A run of records:
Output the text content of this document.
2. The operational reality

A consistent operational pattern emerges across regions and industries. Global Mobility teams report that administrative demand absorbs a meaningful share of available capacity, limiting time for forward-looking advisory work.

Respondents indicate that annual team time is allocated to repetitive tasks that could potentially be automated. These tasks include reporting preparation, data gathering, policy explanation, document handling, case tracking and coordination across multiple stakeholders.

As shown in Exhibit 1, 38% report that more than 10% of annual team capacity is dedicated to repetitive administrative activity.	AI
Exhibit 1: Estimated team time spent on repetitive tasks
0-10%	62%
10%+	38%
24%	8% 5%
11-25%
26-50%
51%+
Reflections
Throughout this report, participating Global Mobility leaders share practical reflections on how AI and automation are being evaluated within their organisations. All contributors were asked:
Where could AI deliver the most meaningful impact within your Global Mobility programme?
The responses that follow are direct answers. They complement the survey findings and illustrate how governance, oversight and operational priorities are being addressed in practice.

INSTRUCTION
Return every entry exactly as given.

REPLY TO THE EXERCISE
Output the text content of this document.
2. The operational reality

A consistent operational pattern emerges across regions and industries. Global Mobility teams report that administrative demand absorbs a meaningful share of available capacity, limiting time for forward-looking advisory work.

Respondents indicate that annual team time is allocated to repetitive tasks that could potentially be automated. These tasks include reporting preparation, data gathering, policy explanation, document handling, case tracking and coordination across multiple stakeholders.

As shown in Exhibit 1, 38% report that more than 10% of annual team capacity is dedicated to repetitive administrative activity.	AI
Exhibit 1: Estimated team time spent on repetitive tasks
0-10%	62%
10%+	38%
24%	8% 5%
11-25%
26-50%
51%+
Reflections
Throughout this report, participating Global Mobility leaders share practical reflections on how AI and automation are being evaluated within their organisations. All contributors were asked:
Where could AI deliver the most meaningful impact within your Global Mobility programme?
The responses that follow are direct answers. They complement the survey findings and illustrate how governance, oversight and operational priorities are being addressed in practice.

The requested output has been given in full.